■ **Prompt**
Copy each line that contains the word "this".

■ **Data excerpts**
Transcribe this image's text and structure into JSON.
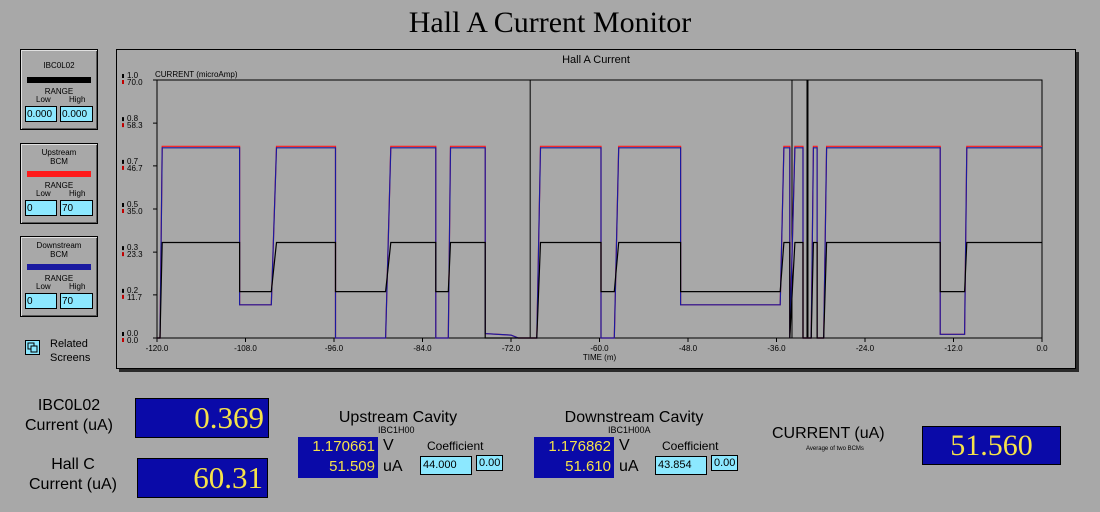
{
  "page": {
    "title": "Hall A Current Monitor"
  },
  "panels": [
    {
      "title1": "IBC0L02",
      "title2": "",
      "color": "#000000",
      "range_label": "RANGE",
      "low_label": "Low",
      "high_label": "High",
      "low": "0.000",
      "high": "0.000"
    },
    {
      "title1": "Upstream",
      "title2": "BCM",
      "color": "#ff1a1a",
      "range_label": "RANGE",
      "low_label": "Low",
      "high_label": "High",
      "low": "0",
      "high": "70"
    },
    {
      "title1": "Downstream",
      "title2": "BCM",
      "color": "#1a1aa0",
      "range_label": "RANGE",
      "low_label": "Low",
      "high_label": "High",
      "low": "0",
      "high": "70"
    }
  ],
  "related": {
    "label1": "Related",
    "label2": "Screens",
    "icon": "related-screens-icon"
  },
  "chart_data": {
    "type": "line",
    "title": "Hall A Current",
    "ylabel": "CURRENT (microAmp)",
    "xlabel": "TIME (m)",
    "xlim": [
      -120,
      0
    ],
    "x_ticks": [
      "-120.0",
      "-108.0",
      "-96.0",
      "-84.0",
      "-72.0",
      "-60.0",
      "-48.0",
      "-36.0",
      "-24.0",
      "-12.0",
      "0.0"
    ],
    "y_ticks_left": [
      "1.0",
      "0.8",
      "0.7",
      "0.5",
      "0.3",
      "0.2",
      "0.0"
    ],
    "y_ticks_right": [
      "70.0",
      "58.3",
      "46.7",
      "35.0",
      "23.3",
      "11.7",
      "0.0"
    ],
    "ylim_left": [
      0,
      1.0
    ],
    "ylim_right": [
      0,
      70
    ],
    "grid": false,
    "series": [
      {
        "color": "#ff1a1a",
        "axis": "right",
        "segments": [
          [
            [
              -120,
              0
            ],
            [
              -119.6,
              0
            ],
            [
              -119.3,
              52
            ],
            [
              -117,
              52
            ],
            [
              -108.8,
              52
            ],
            [
              -108.8,
              9
            ],
            [
              -104.5,
              9
            ],
            [
              -103.8,
              52
            ],
            [
              -95.8,
              52
            ],
            [
              -95.8,
              0
            ],
            [
              -89,
              0
            ],
            [
              -88.3,
              52
            ],
            [
              -82.2,
              52
            ],
            [
              -82.2,
              0
            ],
            [
              -80.5,
              0
            ],
            [
              -80.2,
              52
            ],
            [
              -75.5,
              52
            ],
            [
              -75.5,
              1.2
            ],
            [
              -72,
              0.8
            ],
            [
              -71,
              0
            ],
            [
              -68.5,
              0
            ],
            [
              -68,
              52
            ],
            [
              -59.8,
              52
            ],
            [
              -59.8,
              0
            ],
            [
              -58,
              0
            ],
            [
              -57.4,
              52
            ],
            [
              -49,
              52
            ],
            [
              -49,
              9
            ],
            [
              -35.5,
              9
            ],
            [
              -35,
              52
            ],
            [
              -34.2,
              52
            ],
            [
              -34.2,
              0
            ],
            [
              -33.5,
              52
            ],
            [
              -32.4,
              52
            ],
            [
              -32.4,
              0
            ],
            [
              -31.3,
              0
            ],
            [
              -31,
              52
            ],
            [
              -30.5,
              52
            ],
            [
              -30.5,
              0
            ],
            [
              -29.6,
              0
            ],
            [
              -29.2,
              52
            ],
            [
              -13.8,
              52
            ],
            [
              -13.8,
              1
            ],
            [
              -10.5,
              1
            ],
            [
              -10.2,
              52
            ],
            [
              0,
              52
            ]
          ]
        ]
      },
      {
        "color": "#1a1aa0",
        "axis": "right",
        "segments": [
          [
            [
              -120,
              0
            ],
            [
              -119.6,
              0
            ],
            [
              -119.3,
              51.6
            ],
            [
              -117,
              51.6
            ],
            [
              -108.8,
              51.6
            ],
            [
              -108.8,
              9
            ],
            [
              -104.5,
              9
            ],
            [
              -103.8,
              51.6
            ],
            [
              -95.8,
              51.6
            ],
            [
              -95.8,
              0
            ],
            [
              -89,
              0
            ],
            [
              -88.3,
              51.6
            ],
            [
              -82.2,
              51.6
            ],
            [
              -82.2,
              0
            ],
            [
              -80.5,
              0
            ],
            [
              -80.2,
              51.6
            ],
            [
              -75.5,
              51.6
            ],
            [
              -75.5,
              1.2
            ],
            [
              -72,
              0.8
            ],
            [
              -71,
              0
            ],
            [
              -68.5,
              0
            ],
            [
              -68,
              51.6
            ],
            [
              -59.8,
              51.6
            ],
            [
              -59.8,
              0
            ],
            [
              -58,
              0
            ],
            [
              -57.4,
              51.6
            ],
            [
              -49,
              51.6
            ],
            [
              -49,
              9
            ],
            [
              -35.5,
              9
            ],
            [
              -35,
              51.6
            ],
            [
              -34.2,
              51.6
            ],
            [
              -34.2,
              0
            ],
            [
              -33.5,
              51.6
            ],
            [
              -32.4,
              51.6
            ],
            [
              -32.4,
              0
            ],
            [
              -31.3,
              0
            ],
            [
              -31,
              51.6
            ],
            [
              -30.5,
              51.6
            ],
            [
              -30.5,
              0
            ],
            [
              -29.6,
              0
            ],
            [
              -29.2,
              51.6
            ],
            [
              -13.8,
              51.6
            ],
            [
              -13.8,
              1
            ],
            [
              -10.5,
              1
            ],
            [
              -10.2,
              51.6
            ],
            [
              0,
              51.6
            ]
          ]
        ]
      },
      {
        "color": "#000000",
        "axis": "left",
        "segments": [
          [
            [
              -120,
              0
            ],
            [
              -119.6,
              0
            ],
            [
              -119.3,
              0.37
            ],
            [
              -108.8,
              0.37
            ],
            [
              -108.8,
              0.18
            ],
            [
              -104.5,
              0.18
            ],
            [
              -103.8,
              0.37
            ],
            [
              -95.8,
              0.37
            ],
            [
              -95.8,
              0.18
            ],
            [
              -89,
              0.18
            ],
            [
              -88.3,
              0.37
            ],
            [
              -82.2,
              0.37
            ],
            [
              -82.2,
              0.18
            ],
            [
              -80.5,
              0.18
            ],
            [
              -80.2,
              0.37
            ],
            [
              -75.5,
              0.37
            ],
            [
              -75.5,
              0.0
            ],
            [
              -68.5,
              0.0
            ],
            [
              -68,
              0.37
            ],
            [
              -59.8,
              0.37
            ],
            [
              -59.8,
              0.18
            ],
            [
              -58,
              0.18
            ],
            [
              -57.4,
              0.37
            ],
            [
              -49,
              0.37
            ],
            [
              -49,
              0.18
            ],
            [
              -35.5,
              0.18
            ],
            [
              -35,
              0.37
            ],
            [
              -34.2,
              0.37
            ],
            [
              -34.2,
              0.0
            ],
            [
              -33.5,
              0.37
            ],
            [
              -32.4,
              0.37
            ],
            [
              -32.4,
              0.0
            ],
            [
              -31.3,
              0.0
            ],
            [
              -31,
              0.37
            ],
            [
              -30.5,
              0.37
            ],
            [
              -30.5,
              0.0
            ],
            [
              -29.6,
              0.0
            ],
            [
              -29.2,
              0.37
            ],
            [
              -13.8,
              0.37
            ],
            [
              -13.8,
              0.18
            ],
            [
              -10.5,
              0.18
            ],
            [
              -10.2,
              0.37
            ],
            [
              0,
              0.37
            ]
          ]
        ]
      }
    ],
    "spikes_x": [
      -69.4,
      -33.9,
      -31.8
    ]
  },
  "readouts": {
    "ibc": {
      "label1": "IBC0L02",
      "label2": "Current (uA)",
      "value": "0.369"
    },
    "hallc": {
      "label1": "Hall C",
      "label2": "Current (uA)",
      "value": "60.31"
    },
    "upstream": {
      "title": "Upstream Cavity",
      "sub": "IBC1H00",
      "volts": "1.170661",
      "v_unit": "V",
      "ua": "51.509",
      "ua_unit": "uA",
      "coef_label": "Coefficient",
      "coef": "44.000",
      "offset": "0.00"
    },
    "downstream": {
      "title": "Downstream Cavity",
      "sub": "IBC1H00A",
      "volts": "1.176862",
      "v_unit": "V",
      "ua": "51.610",
      "ua_unit": "uA",
      "coef_label": "Coefficient",
      "coef": "43.854",
      "offset": "0.00"
    },
    "current": {
      "label": "CURRENT (uA)",
      "sub": "Average of two BCMs",
      "value": "51.560"
    }
  }
}
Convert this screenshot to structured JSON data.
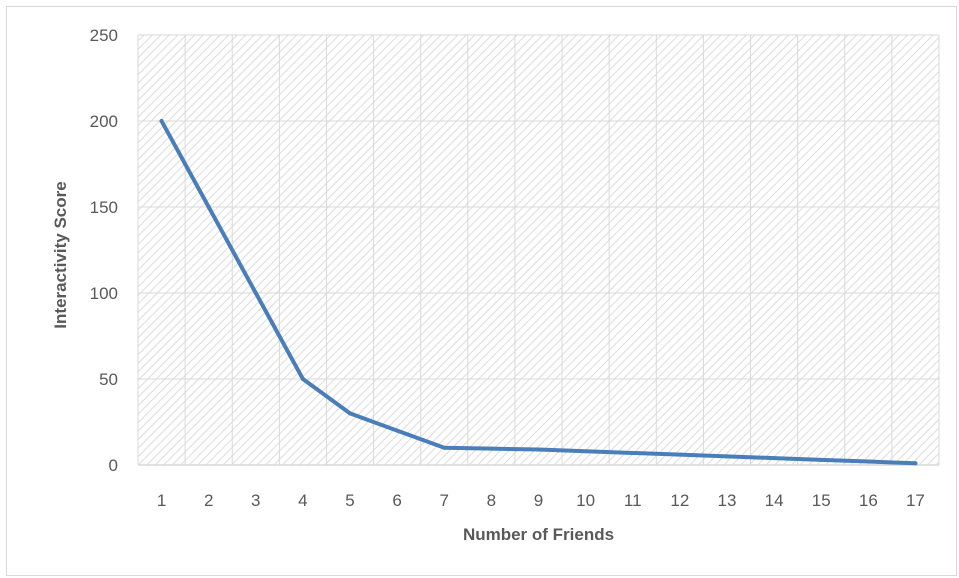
{
  "chart_data": {
    "type": "line",
    "title": "",
    "xlabel": "Number of Friends",
    "ylabel": "Interactivity Score",
    "categories": [
      "1",
      "2",
      "3",
      "4",
      "5",
      "6",
      "7",
      "8",
      "9",
      "10",
      "11",
      "12",
      "13",
      "14",
      "15",
      "16",
      "17"
    ],
    "series": [
      {
        "name": "",
        "values": [
          200,
          150,
          100,
          50,
          30,
          20,
          10,
          9.5,
          9,
          8,
          7,
          6,
          5,
          4,
          3,
          2,
          1
        ]
      }
    ],
    "ylim": [
      0,
      250
    ],
    "yticks": [
      "0",
      "50",
      "100",
      "150",
      "200",
      "250"
    ],
    "grid": true,
    "legend": "none",
    "colors": {
      "line": "#4a7ebb",
      "grid": "#d9d9d9",
      "hatch": "#d9d9d9",
      "text": "#595959"
    }
  }
}
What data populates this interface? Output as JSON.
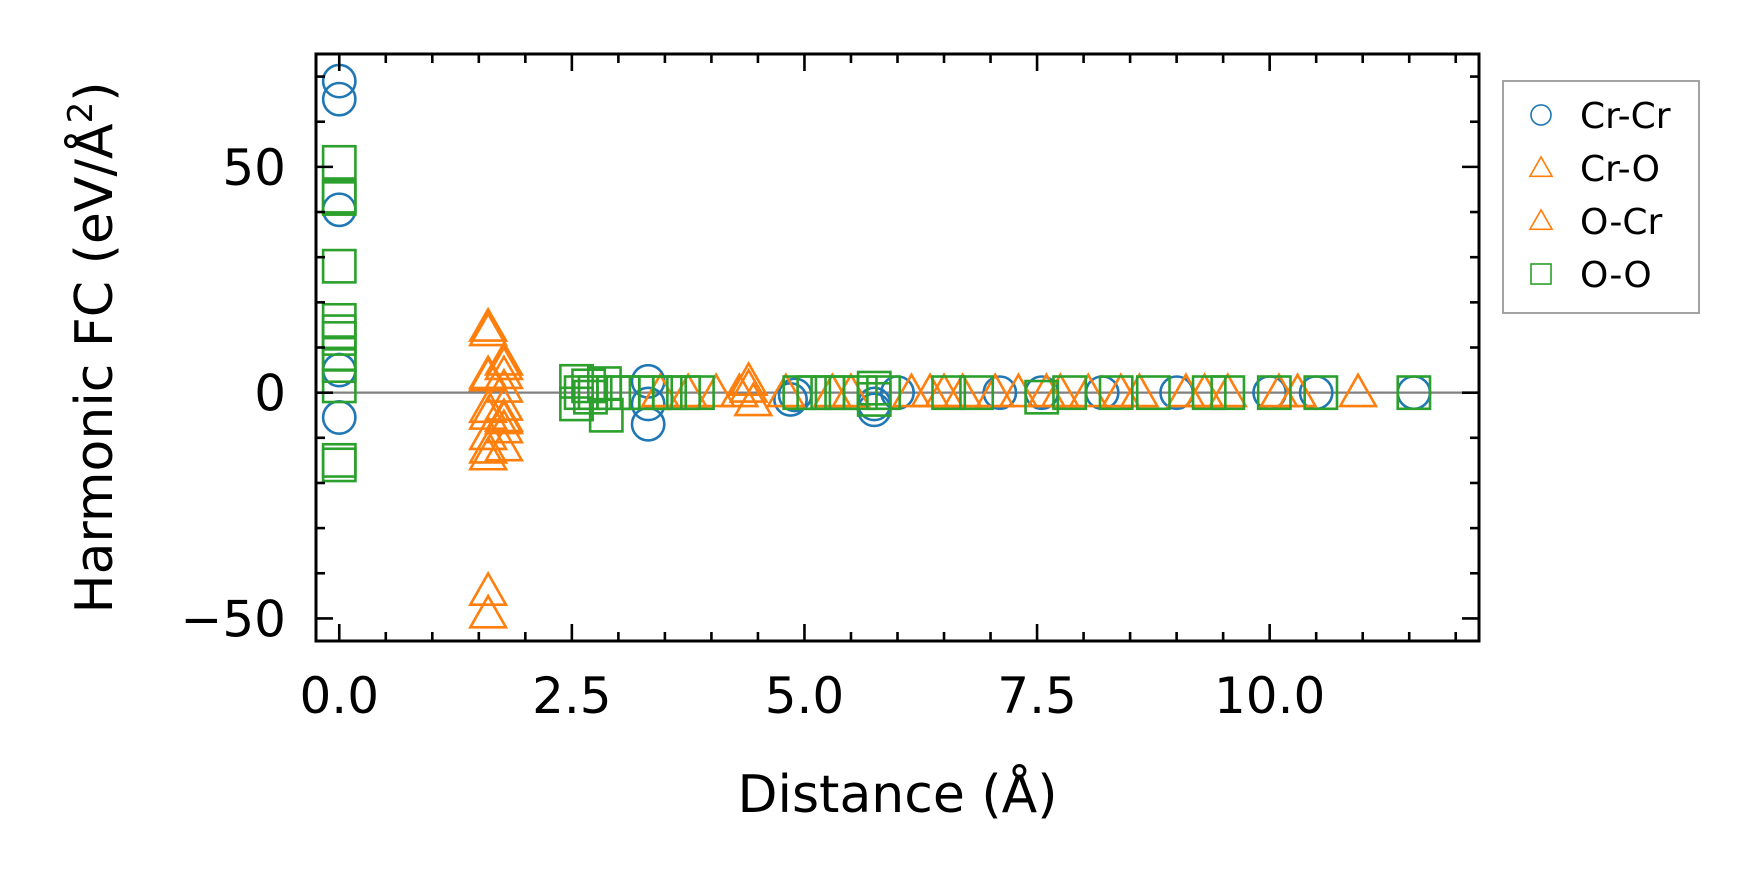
{
  "chart_data": {
    "type": "scatter",
    "xlabel": "Distance (Å)",
    "ylabel_main": "Harmonic FC (eV/Å",
    "ylabel_sup": "2",
    "ylabel_close": ")",
    "xlim": [
      -0.25,
      12.25
    ],
    "ylim": [
      -55,
      75
    ],
    "x_ticks": [
      0.0,
      2.5,
      5.0,
      7.5,
      10.0
    ],
    "x_tick_labels": [
      "0.0",
      "2.5",
      "5.0",
      "7.5",
      "10.0"
    ],
    "y_ticks": [
      -50,
      0,
      50
    ],
    "y_tick_labels": [
      "−50",
      "0",
      "50"
    ],
    "x_minor_step": 0.5,
    "y_minor_step": 10,
    "zero_line": true,
    "grid": false,
    "legend_position": "outside-right",
    "series": [
      {
        "name": "Cr-Cr",
        "marker": "circle",
        "color": "#1f77b4",
        "points": [
          [
            0.0,
            69
          ],
          [
            0.0,
            65
          ],
          [
            0.0,
            40.5
          ],
          [
            0.0,
            5
          ],
          [
            0.0,
            -5.5
          ],
          [
            3.32,
            2.5
          ],
          [
            3.32,
            -2.5
          ],
          [
            3.32,
            -7
          ],
          [
            4.85,
            -1.5
          ],
          [
            4.9,
            -0.5
          ],
          [
            5.75,
            -2.5
          ],
          [
            5.75,
            -3.8
          ],
          [
            6.0,
            0
          ],
          [
            7.1,
            0
          ],
          [
            7.55,
            0
          ],
          [
            8.2,
            0
          ],
          [
            9.0,
            0
          ],
          [
            10.0,
            0
          ],
          [
            10.5,
            0
          ],
          [
            11.55,
            0
          ]
        ]
      },
      {
        "name": "Cr-O",
        "marker": "triangle",
        "color": "#ff7f0e",
        "points": [
          [
            1.6,
            14.5
          ],
          [
            1.6,
            13.5
          ],
          [
            1.6,
            3.5
          ],
          [
            1.6,
            -3.5
          ],
          [
            1.6,
            -5
          ],
          [
            1.6,
            -9.5
          ],
          [
            1.6,
            -12.5
          ],
          [
            1.6,
            -14
          ],
          [
            1.6,
            -44
          ],
          [
            1.6,
            -49
          ],
          [
            1.77,
            6
          ],
          [
            1.77,
            4
          ],
          [
            1.77,
            1
          ],
          [
            1.77,
            -3
          ],
          [
            1.77,
            -5.5
          ],
          [
            1.77,
            -8
          ],
          [
            1.77,
            -12
          ],
          [
            3.75,
            0
          ],
          [
            4.05,
            0
          ],
          [
            4.4,
            2.5
          ],
          [
            4.45,
            -2
          ],
          [
            4.8,
            0
          ],
          [
            5.3,
            0
          ],
          [
            5.5,
            0
          ],
          [
            6.15,
            0
          ],
          [
            6.35,
            0
          ],
          [
            6.7,
            0
          ],
          [
            7.05,
            0
          ],
          [
            7.3,
            0
          ],
          [
            7.75,
            0
          ],
          [
            8.05,
            0
          ],
          [
            8.6,
            0
          ],
          [
            9.1,
            0
          ],
          [
            9.55,
            0
          ],
          [
            10.1,
            0
          ],
          [
            10.3,
            0
          ],
          [
            10.95,
            0
          ]
        ]
      },
      {
        "name": "O-Cr",
        "marker": "triangle",
        "color": "#ff7f0e",
        "points": [
          [
            1.6,
            4
          ],
          [
            1.77,
            7
          ],
          [
            1.77,
            -6
          ],
          [
            3.45,
            0
          ],
          [
            4.3,
            0
          ],
          [
            4.4,
            1
          ],
          [
            6.5,
            0
          ],
          [
            7.6,
            0
          ],
          [
            8.4,
            0
          ],
          [
            9.3,
            0
          ]
        ]
      },
      {
        "name": "O-O",
        "marker": "square",
        "color": "#2ca02c",
        "points": [
          [
            0.0,
            51
          ],
          [
            0.0,
            43.5
          ],
          [
            0.0,
            43
          ],
          [
            0.0,
            28
          ],
          [
            0.0,
            16
          ],
          [
            0.0,
            13.5
          ],
          [
            0.0,
            12
          ],
          [
            0.0,
            8.5
          ],
          [
            0.0,
            6
          ],
          [
            0.0,
            1.5
          ],
          [
            0.0,
            -15
          ],
          [
            0.0,
            -16
          ],
          [
            2.55,
            2.5
          ],
          [
            2.55,
            -2.5
          ],
          [
            2.6,
            0
          ],
          [
            2.68,
            1.5
          ],
          [
            2.7,
            -1
          ],
          [
            2.75,
            0
          ],
          [
            2.85,
            2
          ],
          [
            2.87,
            -5
          ],
          [
            2.95,
            0
          ],
          [
            3.05,
            0
          ],
          [
            3.2,
            0
          ],
          [
            3.4,
            0
          ],
          [
            3.55,
            0
          ],
          [
            3.7,
            0
          ],
          [
            3.85,
            0
          ],
          [
            4.95,
            0
          ],
          [
            5.1,
            0
          ],
          [
            5.25,
            0
          ],
          [
            5.4,
            0
          ],
          [
            5.6,
            0
          ],
          [
            5.75,
            1
          ],
          [
            5.75,
            -1.5
          ],
          [
            5.85,
            0
          ],
          [
            6.55,
            0
          ],
          [
            6.85,
            0
          ],
          [
            7.55,
            -1
          ],
          [
            7.85,
            0
          ],
          [
            8.35,
            0
          ],
          [
            8.75,
            0
          ],
          [
            9.35,
            0
          ],
          [
            9.55,
            0
          ],
          [
            10.05,
            0
          ],
          [
            10.55,
            0
          ],
          [
            11.55,
            0
          ]
        ]
      }
    ]
  }
}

■ **Full answer**
Transcribe this image's text and structure into JSON.
Convert this screenshot to structured JSON data.
What data populates this interface? Output as JSON.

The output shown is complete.